_Prompt_
Scan the material for the word "grindys", and copy each line where it shows up.

(Figure contents as structured data)
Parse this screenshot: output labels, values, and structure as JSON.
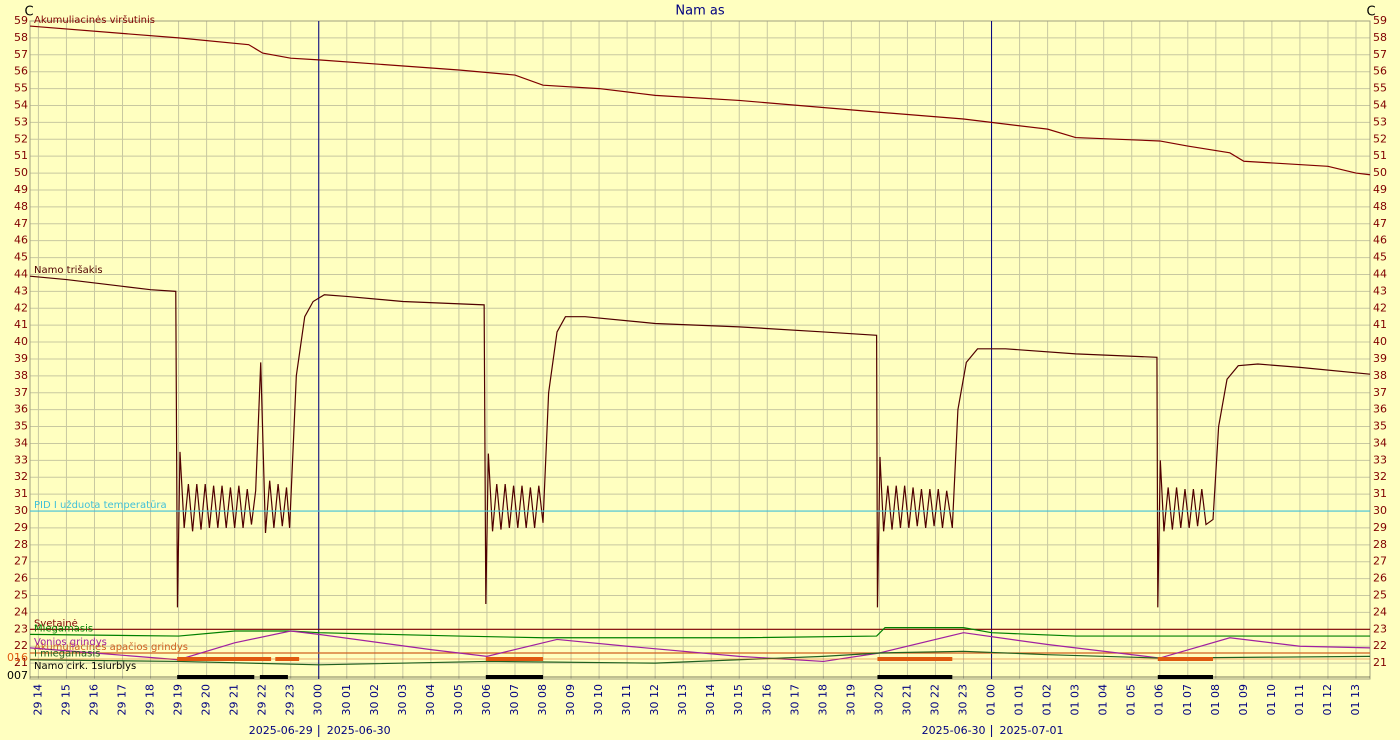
{
  "chart_data": {
    "type": "line",
    "title": "Nam as",
    "y_unit": "C",
    "y2_unit": "C",
    "background": "#ffffc0",
    "grid": true,
    "xlim": [
      -0.3,
      47.5
    ],
    "ylim": [
      20.06,
      59
    ],
    "yticks": [
      21,
      22,
      23,
      24,
      25,
      26,
      27,
      28,
      29,
      30,
      31,
      32,
      33,
      34,
      35,
      36,
      37,
      38,
      39,
      40,
      41,
      42,
      43,
      44,
      45,
      46,
      47,
      48,
      49,
      50,
      51,
      52,
      53,
      54,
      55,
      56,
      57,
      58,
      59
    ],
    "xticks": [
      {
        "value": 0,
        "label": "29 14"
      },
      {
        "value": 1,
        "label": "29 15"
      },
      {
        "value": 2,
        "label": "29 16"
      },
      {
        "value": 3,
        "label": "29 17"
      },
      {
        "value": 4,
        "label": "29 18"
      },
      {
        "value": 5,
        "label": "29 19"
      },
      {
        "value": 6,
        "label": "29 20"
      },
      {
        "value": 7,
        "label": "29 21"
      },
      {
        "value": 8,
        "label": "29 22"
      },
      {
        "value": 9,
        "label": "29 23"
      },
      {
        "value": 10,
        "label": "30 00"
      },
      {
        "value": 11,
        "label": "30 01"
      },
      {
        "value": 12,
        "label": "30 02"
      },
      {
        "value": 13,
        "label": "30 03"
      },
      {
        "value": 14,
        "label": "30 04"
      },
      {
        "value": 15,
        "label": "30 05"
      },
      {
        "value": 16,
        "label": "30 06"
      },
      {
        "value": 17,
        "label": "30 07"
      },
      {
        "value": 18,
        "label": "30 08"
      },
      {
        "value": 19,
        "label": "30 09"
      },
      {
        "value": 20,
        "label": "30 10"
      },
      {
        "value": 21,
        "label": "30 11"
      },
      {
        "value": 22,
        "label": "30 12"
      },
      {
        "value": 23,
        "label": "30 13"
      },
      {
        "value": 24,
        "label": "30 14"
      },
      {
        "value": 25,
        "label": "30 15"
      },
      {
        "value": 26,
        "label": "30 16"
      },
      {
        "value": 27,
        "label": "30 17"
      },
      {
        "value": 28,
        "label": "30 18"
      },
      {
        "value": 29,
        "label": "30 19"
      },
      {
        "value": 30,
        "label": "30 20"
      },
      {
        "value": 31,
        "label": "30 21"
      },
      {
        "value": 32,
        "label": "30 22"
      },
      {
        "value": 33,
        "label": "30 23"
      },
      {
        "value": 34,
        "label": "01 00"
      },
      {
        "value": 35,
        "label": "01 01"
      },
      {
        "value": 36,
        "label": "01 02"
      },
      {
        "value": 37,
        "label": "01 03"
      },
      {
        "value": 38,
        "label": "01 04"
      },
      {
        "value": 39,
        "label": "01 05"
      },
      {
        "value": 40,
        "label": "01 06"
      },
      {
        "value": 41,
        "label": "01 07"
      },
      {
        "value": 42,
        "label": "01 08"
      },
      {
        "value": 43,
        "label": "01 09"
      },
      {
        "value": 44,
        "label": "01 10"
      },
      {
        "value": 45,
        "label": "01 11"
      },
      {
        "value": 46,
        "label": "01 12"
      },
      {
        "value": 47,
        "label": "01 13"
      }
    ],
    "day_boundaries": [
      {
        "x": 10,
        "before": "2025-06-29",
        "after": "2025-06-30",
        "color": "#000080"
      },
      {
        "x": 34,
        "before": "2025-06-30",
        "after": "2025-07-01",
        "color": "#000080"
      }
    ],
    "series": [
      {
        "name": "Akumuliacinės viršutinis",
        "color": "#800000",
        "x": [
          -0.3,
          5,
          7.5,
          8,
          9,
          10,
          15,
          17,
          18,
          20,
          22,
          25,
          30,
          33,
          36,
          37,
          40,
          41,
          42.5,
          43,
          46,
          47,
          47.5
        ],
        "values": [
          58.7,
          58.0,
          57.6,
          57.1,
          56.8,
          56.7,
          56.1,
          55.8,
          55.2,
          55.0,
          54.6,
          54.3,
          53.6,
          53.2,
          52.6,
          52.1,
          51.9,
          51.6,
          51.2,
          50.7,
          50.4,
          50.0,
          49.9
        ]
      },
      {
        "name": "Namo trišakis",
        "color": "#500000",
        "x": [
          -0.3,
          1,
          2,
          3,
          4,
          4.9,
          4.96,
          5.05,
          5.2,
          5.35,
          5.5,
          5.65,
          5.8,
          5.95,
          6.1,
          6.25,
          6.4,
          6.55,
          6.7,
          6.85,
          7.0,
          7.15,
          7.3,
          7.45,
          7.6,
          7.75,
          7.93,
          8.1,
          8.25,
          8.4,
          8.55,
          8.7,
          8.85,
          8.96,
          9.2,
          9.5,
          9.8,
          10.2,
          11,
          13,
          15.9,
          15.96,
          16.05,
          16.2,
          16.35,
          16.5,
          16.65,
          16.8,
          16.95,
          17.1,
          17.25,
          17.4,
          17.55,
          17.7,
          17.85,
          18.0,
          18.2,
          18.5,
          18.8,
          19.5,
          22,
          25,
          28,
          29.9,
          29.93,
          30.02,
          30.15,
          30.3,
          30.45,
          30.6,
          30.75,
          30.9,
          31.05,
          31.2,
          31.35,
          31.5,
          31.65,
          31.8,
          31.95,
          32.1,
          32.25,
          32.4,
          32.6,
          32.8,
          33.1,
          33.5,
          34.5,
          37,
          39.9,
          39.93,
          40.02,
          40.15,
          40.3,
          40.45,
          40.6,
          40.75,
          40.9,
          41.05,
          41.2,
          41.35,
          41.5,
          41.65,
          41.9,
          42.1,
          42.4,
          42.8,
          43.5,
          45,
          47.5
        ],
        "values": [
          43.9,
          43.7,
          43.5,
          43.3,
          43.1,
          43.0,
          24.3,
          33.5,
          29,
          31.6,
          28.8,
          31.6,
          28.9,
          31.6,
          29,
          31.5,
          29,
          31.5,
          29,
          31.4,
          29,
          31.5,
          29,
          31.3,
          29.2,
          31.2,
          38.8,
          28.7,
          31.8,
          29,
          31.6,
          29.1,
          31.4,
          29,
          38,
          41.5,
          42.4,
          42.8,
          42.7,
          42.4,
          42.2,
          24.5,
          33.4,
          28.8,
          31.6,
          28.9,
          31.6,
          29,
          31.5,
          29,
          31.5,
          29,
          31.4,
          29,
          31.5,
          29.3,
          37,
          40.6,
          41.5,
          41.5,
          41.1,
          40.9,
          40.6,
          40.4,
          24.3,
          33.2,
          28.8,
          31.5,
          28.9,
          31.5,
          29,
          31.5,
          29,
          31.4,
          29.1,
          31.3,
          29,
          31.3,
          29.1,
          31.3,
          29,
          31.2,
          29,
          36,
          38.8,
          39.6,
          39.6,
          39.3,
          39.1,
          24.3,
          33,
          28.8,
          31.4,
          28.9,
          31.4,
          29,
          31.3,
          29,
          31.3,
          29.1,
          31.3,
          29.2,
          29.5,
          35,
          37.8,
          38.6,
          38.7,
          38.5,
          38.1
        ]
      },
      {
        "name": "PID I užduota temperatūra",
        "color": "#40c0d8",
        "x": [
          -0.3,
          47.5
        ],
        "values": [
          30,
          30
        ]
      },
      {
        "name": "Svetainė",
        "color": "#800000",
        "x": [
          -0.3,
          47.5
        ],
        "values": [
          23,
          23
        ]
      },
      {
        "name": "Miegamasis",
        "color": "#008000",
        "x": [
          -0.3,
          5,
          7,
          9,
          10,
          15,
          18,
          22,
          25,
          29.9,
          30.2,
          33,
          34,
          37,
          41,
          45,
          47.5
        ],
        "values": [
          22.7,
          22.6,
          22.9,
          22.9,
          22.8,
          22.6,
          22.5,
          22.5,
          22.5,
          22.6,
          23.1,
          23.1,
          22.8,
          22.6,
          22.6,
          22.6,
          22.6
        ]
      },
      {
        "name": "Akumuliacinės apačios grindys",
        "color": "#d06020",
        "x": [
          -0.3,
          47.5
        ],
        "values": [
          21.6,
          21.6
        ]
      },
      {
        "name": "Vonios grindys",
        "color": "#a020a0",
        "x": [
          -0.3,
          2,
          5,
          7,
          9,
          10,
          14,
          16,
          18.5,
          21,
          25,
          28,
          30,
          33,
          36,
          40,
          42.5,
          45,
          47.5
        ],
        "values": [
          21.9,
          21.6,
          21.2,
          22.2,
          22.9,
          22.7,
          21.8,
          21.4,
          22.4,
          22.0,
          21.4,
          21.1,
          21.6,
          22.8,
          22.1,
          21.3,
          22.5,
          22.0,
          21.9
        ]
      },
      {
        "name": "I miegamasis",
        "color": "#206020",
        "x": [
          -0.3,
          5,
          10,
          16,
          22,
          28,
          30,
          33,
          36,
          40,
          47.5
        ],
        "values": [
          21.2,
          21.1,
          20.9,
          21.1,
          21.0,
          21.4,
          21.6,
          21.7,
          21.5,
          21.3,
          21.4
        ]
      }
    ],
    "tracks": [
      {
        "level": "016",
        "color": "#e05a10",
        "intervals": [
          [
            4.95,
            8.3
          ],
          [
            8.45,
            9.3
          ],
          [
            15.96,
            18.0
          ],
          [
            29.93,
            32.6
          ],
          [
            39.93,
            41.9
          ]
        ]
      },
      {
        "level": "007",
        "name": "Namo cirk. 1siurblys",
        "color": "#000000",
        "intervals": [
          [
            4.95,
            7.7
          ],
          [
            7.9,
            8.9
          ],
          [
            15.96,
            18.0
          ],
          [
            29.93,
            32.6
          ],
          [
            39.93,
            41.9
          ]
        ]
      }
    ]
  }
}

_Task solution_
        "name": "Akumuliacinės apačios grindys",
        "name": "Vonios grindys",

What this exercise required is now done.